─── READING PASSAGE
Asking you this question, I was in fact thinking of this 1963 painting you mention which, by the way, is a rather distinctive piece compared to others because, for the rest, they often are close-ups of single objects: an iron for instance, or a pair of shoes, isolated on a white background. And there, on the other hand, there is an effect of collage, of assembly.

P.S.
There probably is an influence of collage in the distribution of the five elements in an empty space. Let me clarify my technique: I began with a photo cutout from a magazine advert or another. I picked it up and projected it by slide or with an episcope on the studio wall. I gave it the proper size, the distance it took for it to gain the maximum possible tension – be it a fridge, a washing machine, a phone, a hand holding a cigarette or a hand holding a glove. Thus, I was able to determine the painting’s format, always in large dimensions (I’ve never made small paintings). The second step was projecting these photos on my canvas, rolled out on the wall, projecting the image and drawing it, painting the object as I wanted it to be. Once it was painted, I placed it in a kind of void, a white background that sort of acted as a continuous space. The object floated there and the important question was to decide where the space should end. I put black dots, left, right, up and down, and one shouldn’t make a mistake because had it been placed two centimeters lower, the object would have crumbled, no longer breathing. It had to have as much empty space – which was the white background for me – as it needed to stay alive! And it was only after this operation that I made measurements and ordered the chassis, each of them obviously chosen according to each piece.

A.P.
How do you feel today about these paintings in relation to Pop Art? You were talking about Gassiot-Talabot; I read a review he wrote in 1963, so I think he’s reporting about the Biennale, where he says of your paintings that they “escape Pop Art’s brutal terms”.

P.S.
Correct, yes, I remember.

A.P.
So, had you at least seen reproductions of these Anglo-Saxon works?

P.S.
I think my painting has a very personal touch and that one can’t necessarily tie it to a trend. Of course, art critics, journalists and historians always try to classify artists according to labels: this one is Narrative Figuration, that one is Pop, and so on. My approach is probably more Anglo-Saxon than that of other French friends who developed Narrative Figuration. Actually, I was often criticized for this. People thought I had nothing to do in the exhibitions of this group gathered by Gassiot-Talabot. However, I am not offering narratives but the assessment of an object. When I painted the Machine à Laver (washing machine), there were negative reactions that shocked me to the extent which I was told it had nothing to do with art, it was just advertising. In 1980, on the occasion of my exhibition at the Centre Pompidou, Georges Perec wrote the catalog’s introduction and titled it: “Alphabet for Stämpfli”. I believe that artists have always been precursors, from age to age, they are witnesses of their time, but before it is acknowledged.

A.P.
Yes, that’s so true. To go back to the way the painting is fabricated, you said you started by cutting out magazines or posters. How did you do that since you said you didn’t buy magazines?

P.S.
I didn’t have the money to buy the magazine, which cost 20 francs. So I had a knife in my pocket and, discreetly, I cut out the pages with objects I found inspiring. When I arrived in Paris, from our dear little Switzerland, with its respectable mentality but limited in its scale, I had a shock in the Paris subway, confronted to the repetition of posters, in very large dimensions. Unconsciously, without a doubt, it gave me a taste for the large format.
──────
[WHAT TO WORK ON]:
A: According to the interview, why did the black dots around the painted object have to be placed so exactly?
B: Sum up the interview in two sentences.
─── RECORDS SUPPLIED
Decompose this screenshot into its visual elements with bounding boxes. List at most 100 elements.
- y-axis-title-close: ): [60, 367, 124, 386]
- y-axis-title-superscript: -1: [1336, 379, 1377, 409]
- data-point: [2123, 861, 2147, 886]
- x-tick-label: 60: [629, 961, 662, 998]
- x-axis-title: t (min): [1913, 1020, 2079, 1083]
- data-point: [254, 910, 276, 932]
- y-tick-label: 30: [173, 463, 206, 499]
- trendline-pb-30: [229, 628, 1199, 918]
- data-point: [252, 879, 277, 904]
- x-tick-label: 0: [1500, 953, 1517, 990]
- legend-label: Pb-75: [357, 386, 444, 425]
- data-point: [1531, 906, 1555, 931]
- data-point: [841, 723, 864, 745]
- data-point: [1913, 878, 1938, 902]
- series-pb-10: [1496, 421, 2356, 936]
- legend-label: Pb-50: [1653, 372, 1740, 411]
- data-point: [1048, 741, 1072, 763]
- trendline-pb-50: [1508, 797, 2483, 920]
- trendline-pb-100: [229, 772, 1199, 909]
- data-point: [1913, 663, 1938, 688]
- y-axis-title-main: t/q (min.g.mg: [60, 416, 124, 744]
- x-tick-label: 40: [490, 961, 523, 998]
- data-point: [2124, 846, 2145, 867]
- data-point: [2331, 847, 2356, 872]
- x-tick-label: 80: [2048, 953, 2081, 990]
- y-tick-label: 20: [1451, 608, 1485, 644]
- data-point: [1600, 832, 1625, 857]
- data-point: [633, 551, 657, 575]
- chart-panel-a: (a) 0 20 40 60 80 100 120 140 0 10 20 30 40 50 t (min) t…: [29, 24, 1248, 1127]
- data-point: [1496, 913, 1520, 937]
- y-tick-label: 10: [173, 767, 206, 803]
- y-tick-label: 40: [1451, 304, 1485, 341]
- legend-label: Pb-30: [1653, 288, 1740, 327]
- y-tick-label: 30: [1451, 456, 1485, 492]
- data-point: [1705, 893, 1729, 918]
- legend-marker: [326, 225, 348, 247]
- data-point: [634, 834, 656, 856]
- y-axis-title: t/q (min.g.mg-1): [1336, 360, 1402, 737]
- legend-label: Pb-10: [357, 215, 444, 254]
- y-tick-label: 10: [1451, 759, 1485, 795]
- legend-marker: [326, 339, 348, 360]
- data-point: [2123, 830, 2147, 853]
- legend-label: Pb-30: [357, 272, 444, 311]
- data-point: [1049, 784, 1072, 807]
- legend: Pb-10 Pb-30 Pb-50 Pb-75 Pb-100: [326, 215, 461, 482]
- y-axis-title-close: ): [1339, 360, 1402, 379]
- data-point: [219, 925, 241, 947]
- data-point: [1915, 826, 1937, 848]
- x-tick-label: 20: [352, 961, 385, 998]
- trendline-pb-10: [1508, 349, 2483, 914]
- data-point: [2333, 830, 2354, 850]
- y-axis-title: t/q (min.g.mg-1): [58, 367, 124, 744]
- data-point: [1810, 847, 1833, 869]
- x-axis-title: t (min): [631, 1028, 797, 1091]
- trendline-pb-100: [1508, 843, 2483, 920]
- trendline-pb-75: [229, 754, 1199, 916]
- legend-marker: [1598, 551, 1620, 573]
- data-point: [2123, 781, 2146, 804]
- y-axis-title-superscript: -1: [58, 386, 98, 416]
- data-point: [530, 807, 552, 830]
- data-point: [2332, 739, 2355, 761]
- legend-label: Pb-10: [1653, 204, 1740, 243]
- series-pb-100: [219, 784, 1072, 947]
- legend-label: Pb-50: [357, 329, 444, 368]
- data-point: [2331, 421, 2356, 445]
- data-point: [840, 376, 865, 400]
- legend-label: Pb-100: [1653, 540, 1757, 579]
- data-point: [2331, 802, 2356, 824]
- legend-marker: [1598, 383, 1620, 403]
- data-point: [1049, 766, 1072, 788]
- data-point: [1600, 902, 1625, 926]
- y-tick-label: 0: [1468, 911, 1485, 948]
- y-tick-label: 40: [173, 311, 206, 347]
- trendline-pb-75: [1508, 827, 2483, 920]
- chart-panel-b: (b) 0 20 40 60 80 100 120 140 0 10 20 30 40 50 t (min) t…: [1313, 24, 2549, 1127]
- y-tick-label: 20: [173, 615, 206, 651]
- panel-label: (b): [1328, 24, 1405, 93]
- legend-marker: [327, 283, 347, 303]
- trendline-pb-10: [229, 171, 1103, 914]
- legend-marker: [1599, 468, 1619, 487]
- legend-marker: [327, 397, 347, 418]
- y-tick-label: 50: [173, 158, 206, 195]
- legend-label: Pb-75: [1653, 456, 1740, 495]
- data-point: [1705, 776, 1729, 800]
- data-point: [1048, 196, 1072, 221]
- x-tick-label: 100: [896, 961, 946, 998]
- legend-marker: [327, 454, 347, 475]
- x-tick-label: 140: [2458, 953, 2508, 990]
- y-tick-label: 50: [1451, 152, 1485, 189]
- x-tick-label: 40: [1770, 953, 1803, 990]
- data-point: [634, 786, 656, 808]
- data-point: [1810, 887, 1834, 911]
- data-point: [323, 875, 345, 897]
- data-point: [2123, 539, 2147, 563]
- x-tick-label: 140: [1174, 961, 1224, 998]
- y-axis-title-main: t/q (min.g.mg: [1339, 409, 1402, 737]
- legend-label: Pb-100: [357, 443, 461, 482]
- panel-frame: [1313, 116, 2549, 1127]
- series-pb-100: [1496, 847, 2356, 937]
──────
[ANSWERS FOR THE TASKS]:
A: Even two centimeters lower, the object would have crumbled and stopped breathing. It had to have as much empty white space as it needed to stay alive.

B: P.S. describes projecting a photo cutout from a magazine advert to find its size, painting the object on canvas, and setting it on a white background whose edges were marked with care before the chassis was ordered. P.S. also says the work has a personal touch that can't be tied to a trend, and traces a taste for large formats to the shock of seeing very large posters repeated in the Paris subway.